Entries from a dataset
########################################

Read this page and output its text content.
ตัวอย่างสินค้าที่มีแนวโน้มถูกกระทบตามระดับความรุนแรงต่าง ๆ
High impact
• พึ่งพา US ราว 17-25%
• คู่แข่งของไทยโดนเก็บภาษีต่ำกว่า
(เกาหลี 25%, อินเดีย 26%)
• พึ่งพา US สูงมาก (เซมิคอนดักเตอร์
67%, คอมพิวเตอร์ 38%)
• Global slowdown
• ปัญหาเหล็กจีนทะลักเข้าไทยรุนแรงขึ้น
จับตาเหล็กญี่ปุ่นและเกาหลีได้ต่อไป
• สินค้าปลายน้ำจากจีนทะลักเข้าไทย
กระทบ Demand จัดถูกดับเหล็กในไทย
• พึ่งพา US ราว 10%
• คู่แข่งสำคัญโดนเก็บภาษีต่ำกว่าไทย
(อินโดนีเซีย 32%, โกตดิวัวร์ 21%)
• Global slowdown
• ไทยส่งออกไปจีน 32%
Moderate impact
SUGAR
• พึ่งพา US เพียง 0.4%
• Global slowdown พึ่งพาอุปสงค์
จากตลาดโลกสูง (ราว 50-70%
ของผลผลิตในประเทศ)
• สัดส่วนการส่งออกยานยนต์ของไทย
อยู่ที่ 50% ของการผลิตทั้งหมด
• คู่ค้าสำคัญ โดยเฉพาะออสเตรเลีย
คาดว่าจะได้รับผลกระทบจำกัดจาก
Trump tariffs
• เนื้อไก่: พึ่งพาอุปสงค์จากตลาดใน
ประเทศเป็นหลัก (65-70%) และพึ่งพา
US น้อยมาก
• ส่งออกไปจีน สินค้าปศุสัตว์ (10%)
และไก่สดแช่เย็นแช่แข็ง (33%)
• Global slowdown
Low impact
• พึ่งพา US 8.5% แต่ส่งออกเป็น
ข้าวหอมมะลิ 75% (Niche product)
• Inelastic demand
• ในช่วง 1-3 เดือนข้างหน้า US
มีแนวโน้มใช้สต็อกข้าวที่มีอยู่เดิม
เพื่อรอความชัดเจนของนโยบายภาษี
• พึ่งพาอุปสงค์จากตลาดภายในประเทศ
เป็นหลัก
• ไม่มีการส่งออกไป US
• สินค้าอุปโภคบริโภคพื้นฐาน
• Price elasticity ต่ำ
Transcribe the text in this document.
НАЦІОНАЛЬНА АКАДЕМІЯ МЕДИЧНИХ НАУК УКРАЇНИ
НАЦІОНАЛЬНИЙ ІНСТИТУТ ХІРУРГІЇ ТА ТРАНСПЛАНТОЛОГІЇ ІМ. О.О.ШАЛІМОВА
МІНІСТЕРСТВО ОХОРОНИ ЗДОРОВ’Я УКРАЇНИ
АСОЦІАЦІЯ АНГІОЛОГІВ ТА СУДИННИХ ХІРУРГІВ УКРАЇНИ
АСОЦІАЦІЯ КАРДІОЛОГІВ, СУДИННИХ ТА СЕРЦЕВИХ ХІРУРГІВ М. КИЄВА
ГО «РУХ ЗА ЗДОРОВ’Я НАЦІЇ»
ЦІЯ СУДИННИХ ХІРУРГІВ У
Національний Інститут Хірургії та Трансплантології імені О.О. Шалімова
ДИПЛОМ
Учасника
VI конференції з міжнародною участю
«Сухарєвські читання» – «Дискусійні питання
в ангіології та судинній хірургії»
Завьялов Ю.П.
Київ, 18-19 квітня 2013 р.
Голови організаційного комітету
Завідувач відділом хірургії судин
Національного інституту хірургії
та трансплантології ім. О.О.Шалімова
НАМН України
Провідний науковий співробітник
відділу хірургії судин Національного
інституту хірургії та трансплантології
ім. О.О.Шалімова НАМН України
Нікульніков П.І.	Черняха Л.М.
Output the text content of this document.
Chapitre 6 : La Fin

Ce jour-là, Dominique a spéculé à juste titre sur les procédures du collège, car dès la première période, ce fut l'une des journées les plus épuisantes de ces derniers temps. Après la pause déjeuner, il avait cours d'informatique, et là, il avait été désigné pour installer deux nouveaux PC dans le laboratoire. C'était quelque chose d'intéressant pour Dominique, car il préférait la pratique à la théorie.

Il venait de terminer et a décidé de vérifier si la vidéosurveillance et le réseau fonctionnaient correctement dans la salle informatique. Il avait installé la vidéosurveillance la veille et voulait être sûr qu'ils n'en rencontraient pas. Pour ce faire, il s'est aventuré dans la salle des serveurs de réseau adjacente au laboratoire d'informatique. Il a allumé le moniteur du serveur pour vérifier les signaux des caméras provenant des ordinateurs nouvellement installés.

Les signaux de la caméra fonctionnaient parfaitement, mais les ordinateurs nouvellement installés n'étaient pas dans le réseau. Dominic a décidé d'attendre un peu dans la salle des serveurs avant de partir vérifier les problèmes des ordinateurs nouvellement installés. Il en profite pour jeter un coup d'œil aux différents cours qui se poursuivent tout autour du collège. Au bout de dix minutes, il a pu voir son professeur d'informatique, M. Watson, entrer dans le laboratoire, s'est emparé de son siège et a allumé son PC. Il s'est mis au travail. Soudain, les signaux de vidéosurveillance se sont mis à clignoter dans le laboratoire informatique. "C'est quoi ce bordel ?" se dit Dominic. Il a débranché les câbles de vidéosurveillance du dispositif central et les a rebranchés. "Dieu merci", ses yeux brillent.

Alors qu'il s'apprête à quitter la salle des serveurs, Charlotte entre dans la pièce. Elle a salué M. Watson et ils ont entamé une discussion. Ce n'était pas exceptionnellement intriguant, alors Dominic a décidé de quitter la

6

########################################

**AIM OF THE TASK**
Take the entries above and transcribe them exactly.

**RESPONSE**
Read this page and output its text content.
ตัวอย่างสินค้าที่มีแนวโน้มถูกกระทบตามระดับความรุนแรงต่าง ๆ
High impact
• พึ่งพา US ราว 17-25%
• คู่แข่งของไทยโดนเก็บภาษีต่ำกว่า
(เกาหลี 25%, อินเดีย 26%)
• พึ่งพา US สูงมาก (เซมิคอนดักเตอร์
67%, คอมพิวเตอร์ 38%)
• Global slowdown
• ปัญหาเหล็กจีนทะลักเข้าไทยรุนแรงขึ้น
จับตาเหล็กญี่ปุ่นและเกาหลีได้ต่อไป
• สินค้าปลายน้ำจากจีนทะลักเข้าไทย
กระทบ Demand จัดถูกดับเหล็กในไทย
• พึ่งพา US ราว 10%
• คู่แข่งสำคัญโดนเก็บภาษีต่ำกว่าไทย
(อินโดนีเซีย 32%, โกตดิวัวร์ 21%)
• Global slowdown
• ไทยส่งออกไปจีน 32%
Moderate impact
SUGAR
• พึ่งพา US เพียง 0.4%
• Global slowdown พึ่งพาอุปสงค์
จากตลาดโลกสูง (ราว 50-70%
ของผลผลิตในประเทศ)
• สัดส่วนการส่งออกยานยนต์ของไทย
อยู่ที่ 50% ของการผลิตทั้งหมด
• คู่ค้าสำคัญ โดยเฉพาะออสเตรเลีย
คาดว่าจะได้รับผลกระทบจำกัดจาก
Trump tariffs
• เนื้อไก่: พึ่งพาอุปสงค์จากตลาดใน
ประเทศเป็นหลัก (65-70%) และพึ่งพา
US น้อยมาก
• ส่งออกไปจีน สินค้าปศุสัตว์ (10%)
และไก่สดแช่เย็นแช่แข็ง (33%)
• Global slowdown
Low impact
• พึ่งพา US 8.5% แต่ส่งออกเป็น
ข้าวหอมมะลิ 75% (Niche product)
• Inelastic demand
• ในช่วง 1-3 เดือนข้างหน้า US
มีแนวโน้มใช้สต็อกข้าวที่มีอยู่เดิม
เพื่อรอความชัดเจนของนโยบายภาษี
• พึ่งพาอุปสงค์จากตลาดภายในประเทศ
เป็นหลัก
• ไม่มีการส่งออกไป US
• สินค้าอุปโภคบริโภคพื้นฐาน
• Price elasticity ต่ำ
Transcribe the text in this document.
НАЦІОНАЛЬНА АКАДЕМІЯ МЕДИЧНИХ НАУК УКРАЇНИ
НАЦІОНАЛЬНИЙ ІНСТИТУТ ХІРУРГІЇ ТА ТРАНСПЛАНТОЛОГІЇ ІМ. О.О.ШАЛІМОВА
МІНІСТЕРСТВО ОХОРОНИ ЗДОРОВ’Я УКРАЇНИ
АСОЦІАЦІЯ АНГІОЛОГІВ ТА СУДИННИХ ХІРУРГІВ УКРАЇНИ
АСОЦІАЦІЯ КАРДІОЛОГІВ, СУДИННИХ ТА СЕРЦЕВИХ ХІРУРГІВ М. КИЄВА
ГО «РУХ ЗА ЗДОРОВ’Я НАЦІЇ»
ЦІЯ СУДИННИХ ХІРУРГІВ У
Національний Інститут Хірургії та Трансплантології імені О.О. Шалімова
ДИПЛОМ
Учасника
VI конференції з міжнародною участю
«Сухарєвські читання» – «Дискусійні питання
в ангіології та судинній хірургії»
Завьялов Ю.П.
Київ, 18-19 квітня 2013 р.
Голови організаційного комітету
Завідувач відділом хірургії судин
Національного інституту хірургії
та трансплантології ім. О.О.Шалімова
НАМН України
Провідний науковий співробітник
відділу хірургії судин Національного
інституту хірургії та трансплантології
ім. О.О.Шалімова НАМН України
Нікульніков П.І.	Черняха Л.М.
Output the text content of this document.
Chapitre 6 : La Fin

Ce jour-là, Dominique a spéculé à juste titre sur les procédures du collège, car dès la première période, ce fut l'une des journées les plus épuisantes de ces derniers temps. Après la pause déjeuner, il avait cours d'informatique, et là, il avait été désigné pour installer deux nouveaux PC dans le laboratoire. C'était quelque chose d'intéressant pour Dominique, car il préférait la pratique à la théorie.

Il venait de terminer et a décidé de vérifier si la vidéosurveillance et le réseau fonctionnaient correctement dans la salle informatique. Il avait installé la vidéosurveillance la veille et voulait être sûr qu'ils n'en rencontraient pas. Pour ce faire, il s'est aventuré dans la salle des serveurs de réseau adjacente au laboratoire d'informatique. Il a allumé le moniteur du serveur pour vérifier les signaux des caméras provenant des ordinateurs nouvellement installés.

Les signaux de la caméra fonctionnaient parfaitement, mais les ordinateurs nouvellement installés n'étaient pas dans le réseau. Dominic a décidé d'attendre un peu dans la salle des serveurs avant de partir vérifier les problèmes des ordinateurs nouvellement installés. Il en profite pour jeter un coup d'œil aux différents cours qui se poursuivent tout autour du collège. Au bout de dix minutes, il a pu voir son professeur d'informatique, M. Watson, entrer dans le laboratoire, s'est emparé de son siège et a allumé son PC. Il s'est mis au travail. Soudain, les signaux de vidéosurveillance se sont mis à clignoter dans le laboratoire informatique. "C'est quoi ce bordel ?" se dit Dominic. Il a débranché les câbles de vidéosurveillance du dispositif central et les a rebranchés. "Dieu merci", ses yeux brillent.

Alors qu'il s'apprête à quitter la salle des serveurs, Charlotte entre dans la pièce. Elle a salué M. Watson et ils ont entamé une discussion. Ce n'était pas exceptionnellement intriguant, alors Dominic a décidé de quitter la

6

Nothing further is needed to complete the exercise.